_選択本文_.

────────────────

2006-10-17 | 事業再生・M&A

 いつもご覧下さり誠に有難うございます。
最近は「こんなもの見つけましたよー」という、
独創性のない紹介ネタばかりで恐縮ですが、
そろそろ3月決算企業の中間決算が発表されますので、
また決算短信へのツッコミも再開したいと思います。お楽しみに。


で、本日のネタは日経にも紹介されておりましたが、
昨日、内閣府M&A研究会から発表された
「本格的な展開期を迎えたわが国のM&A活動」という報告書を取り上げます。

詳細は下記HPからご確認頂ければと思います。
 http://www.esri.go.jp/jp/mer/houkoku/0610houkoku.html


本報告書では、日本企業のM&A活動の現状分析や評価、
課題とその対応についてコンパクトに纏めておりまして、
全体像をサクッと理解したい方には好適かと思います。

で、私はこの中で指摘された、
法律・税制・会計上の課題について簡単にまとめてみました
「課題≒M&Aを行う上での障害」と読み替えますと、
今後の制度改正の際に注目される可能性が高い論点であると
思ったからです。

以下、本委員会の公式見解ではないですが、
当報告書p39以下にある「議事概要資料」にあった、
私が有益だと思った論点を中心に整理
してみました。

ですので、独断と偏見で整理したものなので、
皆様におかれましては参考程度でご覧下さい。
(→要は、自分のために整理してます。あしからず。)

――――――――――――――――――――――――――――――――
■新会社法

 ①交換買い付けにおける「有利発行」規制
  交換対象会社の株式の市場価格にプレミアムを乗せた価格で
  評価することは、買収者側の株主にとって不利益ではないか?

────────────────

_資料の抜粋_.
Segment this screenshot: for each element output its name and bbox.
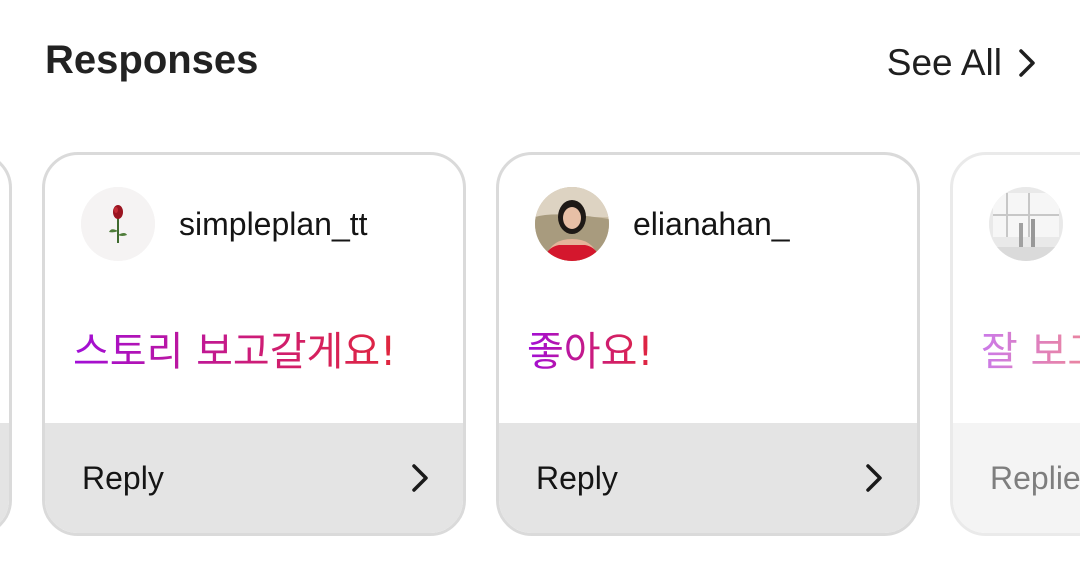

────────────────

_作業内容_.
• A. 本文によると、内閣府M&A研究会が発表した報告書の題名は何か。
• B. 本文の「で、本日のネタは日経にも紹介されておりましたが、」から「全体像をサクッと理解したい方には好適かと思います。」までをそのまま書き写してください。

_出力結果_.
• A. 「本格的な展開期を迎えたわが国のM&A活動」

• B.
で、本日のネタは日経にも紹介されておりましたが、
昨日、内閣府M&A研究会から発表された
「本格的な展開期を迎えたわが国のM&A活動」という報告書を取り上げます。

詳細は下記HPからご確認頂ければと思います。
 http://www.esri.go.jp/jp/mer/houkoku/0610houkoku.html


本報告書では、日本企業のM&A活動の現状分析や評価、
課題とその対応についてコンパクトに纏めておりまして、
全体像をサクッと理解したい方には好適かと思います。